**Requirement:** Could you write out every entry exactly as it stands?

▬▬▬▬▬▬▬▬▬▬

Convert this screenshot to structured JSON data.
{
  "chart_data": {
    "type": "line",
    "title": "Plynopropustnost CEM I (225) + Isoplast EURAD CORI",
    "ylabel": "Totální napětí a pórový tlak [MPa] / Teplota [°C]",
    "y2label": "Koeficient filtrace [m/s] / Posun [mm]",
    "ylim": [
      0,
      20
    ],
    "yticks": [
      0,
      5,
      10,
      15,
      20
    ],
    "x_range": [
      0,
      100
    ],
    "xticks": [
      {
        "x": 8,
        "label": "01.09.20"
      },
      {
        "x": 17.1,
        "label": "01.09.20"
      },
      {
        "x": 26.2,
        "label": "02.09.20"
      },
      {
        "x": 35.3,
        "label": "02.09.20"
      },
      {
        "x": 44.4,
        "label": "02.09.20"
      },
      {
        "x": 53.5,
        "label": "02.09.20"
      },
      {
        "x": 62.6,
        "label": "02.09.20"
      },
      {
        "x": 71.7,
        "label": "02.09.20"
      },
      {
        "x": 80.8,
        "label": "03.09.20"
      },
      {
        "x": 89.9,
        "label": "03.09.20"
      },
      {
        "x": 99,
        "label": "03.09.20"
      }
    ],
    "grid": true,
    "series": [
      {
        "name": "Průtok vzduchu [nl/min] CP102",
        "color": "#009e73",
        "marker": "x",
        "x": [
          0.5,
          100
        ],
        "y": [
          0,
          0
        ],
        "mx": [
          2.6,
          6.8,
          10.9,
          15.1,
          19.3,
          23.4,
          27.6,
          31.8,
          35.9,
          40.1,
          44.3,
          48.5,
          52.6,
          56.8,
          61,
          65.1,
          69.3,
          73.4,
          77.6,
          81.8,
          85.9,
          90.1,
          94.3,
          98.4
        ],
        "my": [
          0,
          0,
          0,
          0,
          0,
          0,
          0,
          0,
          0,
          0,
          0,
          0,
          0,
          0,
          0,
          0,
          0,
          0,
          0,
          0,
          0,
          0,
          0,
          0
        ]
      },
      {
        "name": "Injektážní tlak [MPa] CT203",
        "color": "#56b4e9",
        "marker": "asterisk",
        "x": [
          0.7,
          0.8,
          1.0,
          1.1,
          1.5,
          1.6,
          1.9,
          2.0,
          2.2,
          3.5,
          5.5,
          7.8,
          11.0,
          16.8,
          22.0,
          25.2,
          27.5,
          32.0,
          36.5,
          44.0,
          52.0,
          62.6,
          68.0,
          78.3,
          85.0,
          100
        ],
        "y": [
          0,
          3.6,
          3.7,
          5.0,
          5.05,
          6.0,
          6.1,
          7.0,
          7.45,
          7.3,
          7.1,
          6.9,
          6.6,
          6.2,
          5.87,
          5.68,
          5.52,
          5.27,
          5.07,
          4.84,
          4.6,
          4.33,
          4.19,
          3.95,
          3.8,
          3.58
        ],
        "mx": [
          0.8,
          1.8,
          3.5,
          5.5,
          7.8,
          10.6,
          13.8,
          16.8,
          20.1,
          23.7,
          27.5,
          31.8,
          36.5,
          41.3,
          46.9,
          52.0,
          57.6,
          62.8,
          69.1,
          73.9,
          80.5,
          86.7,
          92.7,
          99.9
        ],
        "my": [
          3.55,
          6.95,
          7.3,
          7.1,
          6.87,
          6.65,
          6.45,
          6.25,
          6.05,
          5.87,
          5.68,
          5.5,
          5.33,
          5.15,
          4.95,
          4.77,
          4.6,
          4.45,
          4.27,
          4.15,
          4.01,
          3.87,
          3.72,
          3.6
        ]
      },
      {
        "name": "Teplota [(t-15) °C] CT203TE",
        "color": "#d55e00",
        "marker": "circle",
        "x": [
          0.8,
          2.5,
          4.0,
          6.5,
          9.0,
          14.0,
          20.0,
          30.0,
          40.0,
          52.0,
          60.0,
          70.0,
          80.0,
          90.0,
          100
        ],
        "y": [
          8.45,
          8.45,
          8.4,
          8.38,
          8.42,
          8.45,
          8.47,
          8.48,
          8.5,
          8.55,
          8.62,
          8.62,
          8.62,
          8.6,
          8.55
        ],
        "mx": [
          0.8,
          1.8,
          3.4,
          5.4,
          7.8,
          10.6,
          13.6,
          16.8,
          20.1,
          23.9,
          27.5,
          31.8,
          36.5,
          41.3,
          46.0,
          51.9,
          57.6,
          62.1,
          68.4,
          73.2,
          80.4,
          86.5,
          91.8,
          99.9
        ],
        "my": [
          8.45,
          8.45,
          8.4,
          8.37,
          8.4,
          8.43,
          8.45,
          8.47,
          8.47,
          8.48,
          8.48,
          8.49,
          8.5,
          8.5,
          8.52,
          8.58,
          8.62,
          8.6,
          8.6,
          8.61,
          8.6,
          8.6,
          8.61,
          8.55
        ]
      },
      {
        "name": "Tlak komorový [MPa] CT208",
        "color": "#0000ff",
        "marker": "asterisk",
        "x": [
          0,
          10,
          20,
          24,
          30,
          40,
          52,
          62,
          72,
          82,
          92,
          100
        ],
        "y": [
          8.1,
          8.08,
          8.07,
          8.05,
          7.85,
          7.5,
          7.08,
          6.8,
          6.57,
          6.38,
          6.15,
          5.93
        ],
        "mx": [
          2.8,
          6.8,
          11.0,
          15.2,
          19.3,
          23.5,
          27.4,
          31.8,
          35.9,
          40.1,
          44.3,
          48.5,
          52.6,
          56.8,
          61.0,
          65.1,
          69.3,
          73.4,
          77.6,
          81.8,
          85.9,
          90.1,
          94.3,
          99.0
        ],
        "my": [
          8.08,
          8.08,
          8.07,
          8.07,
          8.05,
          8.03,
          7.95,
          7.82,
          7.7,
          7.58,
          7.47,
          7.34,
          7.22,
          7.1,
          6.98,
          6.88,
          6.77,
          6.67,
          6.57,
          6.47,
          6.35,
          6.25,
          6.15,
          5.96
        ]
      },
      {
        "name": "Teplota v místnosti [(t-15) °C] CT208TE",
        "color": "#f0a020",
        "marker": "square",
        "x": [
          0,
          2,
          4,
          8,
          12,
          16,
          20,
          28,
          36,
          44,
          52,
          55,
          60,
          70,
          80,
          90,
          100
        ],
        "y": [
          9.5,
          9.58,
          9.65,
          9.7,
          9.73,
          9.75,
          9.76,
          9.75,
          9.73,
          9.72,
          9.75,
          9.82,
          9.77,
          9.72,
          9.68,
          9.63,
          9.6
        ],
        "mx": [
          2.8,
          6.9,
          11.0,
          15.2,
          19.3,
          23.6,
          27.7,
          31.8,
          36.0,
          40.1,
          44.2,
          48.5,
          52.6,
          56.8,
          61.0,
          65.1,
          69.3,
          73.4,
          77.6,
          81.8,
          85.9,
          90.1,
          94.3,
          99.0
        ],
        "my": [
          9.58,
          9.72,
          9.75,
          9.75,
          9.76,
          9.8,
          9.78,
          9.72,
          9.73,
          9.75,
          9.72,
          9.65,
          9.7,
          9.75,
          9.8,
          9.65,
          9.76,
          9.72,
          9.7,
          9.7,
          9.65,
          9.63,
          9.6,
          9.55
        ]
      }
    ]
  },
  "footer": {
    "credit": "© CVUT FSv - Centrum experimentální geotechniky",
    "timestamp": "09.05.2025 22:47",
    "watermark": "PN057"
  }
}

▬▬▬▬▬▬▬▬▬▬

**Task output:**
Convert this screenshot to structured JSON data.
{
  "chart_data": {
    "type": "line",
    "title": "Plynopropustnost CEM I (225) + Isoplast EURAD CORI",
    "ylabel": "Totální napětí a pórový tlak [MPa] / Teplota [°C]",
    "y2label": "Koeficient filtrace [m/s] / Posun [mm]",
    "ylim": [
      0,
      20
    ],
    "yticks": [
      0,
      5,
      10,
      15,
      20
    ],
    "x_range": [
      0,
      100
    ],
    "xticks": [
      {
        "x": 8,
        "label": "01.09.20"
      },
      {
        "x": 17.1,
        "label": "01.09.20"
      },
      {
        "x": 26.2,
        "label": "02.09.20"
      },
      {
        "x": 35.3,
        "label": "02.09.20"
      },
      {
        "x": 44.4,
        "label": "02.09.20"
      },
      {
        "x": 53.5,
        "label": "02.09.20"
      },
      {
        "x": 62.6,
        "label": "02.09.20"
      },
      {
        "x": 71.7,
        "label": "02.09.20"
      },
      {
        "x": 80.8,
        "label": "03.09.20"
      },
      {
        "x": 89.9,
        "label": "03.09.20"
      },
      {
        "x": 99,
        "label": "03.09.20"
      }
    ],
    "grid": true,
    "series": [
      {
        "name": "Průtok vzduchu [nl/min] CP102",
        "color": "#009e73",
        "marker": "x",
        "x": [
          0.5,
          100
        ],
        "y": [
          0,
          0
        ],
        "mx": [
          2.6,
          6.8,
          10.9,
          15.1,
          19.3,
          23.4,
          27.6,
          31.8,
          35.9,
          40.1,
          44.3,
          48.5,
          52.6,
          56.8,
          61,
          65.1,
          69.3,
          73.4,
          77.6,
          81.8,
          85.9,
          90.1,
          94.3,
          98.4
        ],
        "my": [
          0,
          0,
          0,
          0,
          0,
          0,
          0,
          0,
          0,
          0,
          0,
          0,
          0,
          0,
          0,
          0,
          0,
          0,
          0,
          0,
          0,
          0,
          0,
          0
        ]
      },
      {
        "name": "Injektážní tlak [MPa] CT203",
        "color": "#56b4e9",
        "marker": "asterisk",
        "x": [
          0.7,
          0.8,
          1.0,
          1.1,
          1.5,
          1.6,
          1.9,
          2.0,
          2.2,
          3.5,
          5.5,
          7.8,
          11.0,
          16.8,
          22.0,
          25.2,
          27.5,
          32.0,
          36.5,
          44.0,
          52.0,
          62.6,
          68.0,
          78.3,
          85.0,
          100
        ],
        "y": [
          0,
          3.6,
          3.7,
          5.0,
          5.05,
          6.0,
          6.1,
          7.0,
          7.45,
          7.3,
          7.1,
          6.9,
          6.6,
          6.2,
          5.87,
          5.68,
          5.52,
          5.27,
          5.07,
          4.84,
          4.6,
          4.33,
          4.19,
          3.95,
          3.8,
          3.58
        ],
        "mx": [
          0.8,
          1.8,
          3.5,
          5.5,
          7.8,
          10.6,
          13.8,
          16.8,
          20.1,
          23.7,
          27.5,
          31.8,
          36.5,
          41.3,
          46.9,
          52.0,
          57.6,
          62.8,
          69.1,
          73.9,
          80.5,
          86.7,
          92.7,
          99.9
        ],
        "my": [
          3.55,
          6.95,
          7.3,
          7.1,
          6.87,
          6.65,
          6.45,
          6.25,
          6.05,
          5.87,
          5.68,
          5.5,
          5.33,
          5.15,
          4.95,
          4.77,
          4.6,
          4.45,
          4.27,
          4.15,
          4.01,
          3.87,
          3.72,
          3.6
        ]
      },
      {
        "name": "Teplota [(t-15) °C] CT203TE",
        "color": "#d55e00",
        "marker": "circle",
        "x": [
          0.8,
          2.5,
          4.0,
          6.5,
          9.0,
          14.0,
          20.0,
          30.0,
          40.0,
          52.0,
          60.0,
          70.0,
          80.0,
          90.0,
          100
        ],
        "y": [
          8.45,
          8.45,
          8.4,
          8.38,
          8.42,
          8.45,
          8.47,
          8.48,
          8.5,
          8.55,
          8.62,
          8.62,
          8.62,
          8.6,
          8.55
        ],
        "mx": [
          0.8,
          1.8,
          3.4,
          5.4,
          7.8,
          10.6,
          13.6,
          16.8,
          20.1,
          23.9,
          27.5,
          31.8,
          36.5,
          41.3,
          46.0,
          51.9,
          57.6,
          62.1,
          68.4,
          73.2,
          80.4,
          86.5,
          91.8,
          99.9
        ],
        "my": [
          8.45,
          8.45,
          8.4,
          8.37,
          8.4,
          8.43,
          8.45,
          8.47,
          8.47,
          8.48,
          8.48,
          8.49,
          8.5,
          8.5,
          8.52,
          8.58,
          8.62,
          8.6,
          8.6,
          8.61,
          8.6,
          8.6,
          8.61,
          8.55
        ]
      },
      {
        "name": "Tlak komorový [MPa] CT208",
        "color": "#0000ff",
        "marker": "asterisk",
        "x": [
          0,
          10,
          20,
          24,
          30,
          40,
          52,
          62,
          72,
          82,
          92,
          100
        ],
        "y": [
          8.1,
          8.08,
          8.07,
          8.05,
          7.85,
          7.5,
          7.08,
          6.8,
          6.57,
          6.38,
          6.15,
          5.93
        ],
        "mx": [
          2.8,
          6.8,
          11.0,
          15.2,
          19.3,
          23.5,
          27.4,
          31.8,
          35.9,
          40.1,
          44.3,
          48.5,
          52.6,
          56.8,
          61.0,
          65.1,
          69.3,
          73.4,
          77.6,
          81.8,
          85.9,
          90.1,
          94.3,
          99.0
        ],
        "my": [
          8.08,
          8.08,
          8.07,
          8.07,
          8.05,
          8.03,
          7.95,
          7.82,
          7.7,
          7.58,
          7.47,
          7.34,
          7.22,
          7.1,
          6.98,
          6.88,
          6.77,
          6.67,
          6.57,
          6.47,
          6.35,
          6.25,
          6.15,
          5.96
        ]
      },
      {
        "name": "Teplota v místnosti [(t-15) °C] CT208TE",
        "color": "#f0a020",
        "marker": "square",
        "x": [
          0,
          2,
          4,
          8,
          12,
          16,
          20,
          28,
          36,
          44,
          52,
          55,
          60,
          70,
          80,
          90,
          100
        ],
        "y": [
          9.5,
          9.58,
          9.65,
          9.7,
          9.73,
          9.75,
          9.76,
          9.75,
          9.73,
          9.72,
          9.75,
          9.82,
          9.77,
          9.72,
          9.68,
          9.63,
          9.6
        ],
        "mx": [
          2.8,
          6.9,
          11.0,
          15.2,
          19.3,
          23.6,
          27.7,
          31.8,
          36.0,
          40.1,
          44.2,
          48.5,
          52.6,
          56.8,
          61.0,
          65.1,
          69.3,
          73.4,
          77.6,
          81.8,
          85.9,
          90.1,
          94.3,
          99.0
        ],
        "my": [
          9.58,
          9.72,
          9.75,
          9.75,
          9.76,
          9.8,
          9.78,
          9.72,
          9.73,
          9.75,
          9.72,
          9.65,
          9.7,
          9.75,
          9.8,
          9.65,
          9.76,
          9.72,
          9.7,
          9.7,
          9.65,
          9.63,
          9.6,
          9.55
        ]
      }
    ]
  },
  "footer": {
    "credit": "© CVUT FSv - Centrum experimentální geotechniky",
    "timestamp": "09.05.2025 22:47",
    "watermark": "PN057"
  }
}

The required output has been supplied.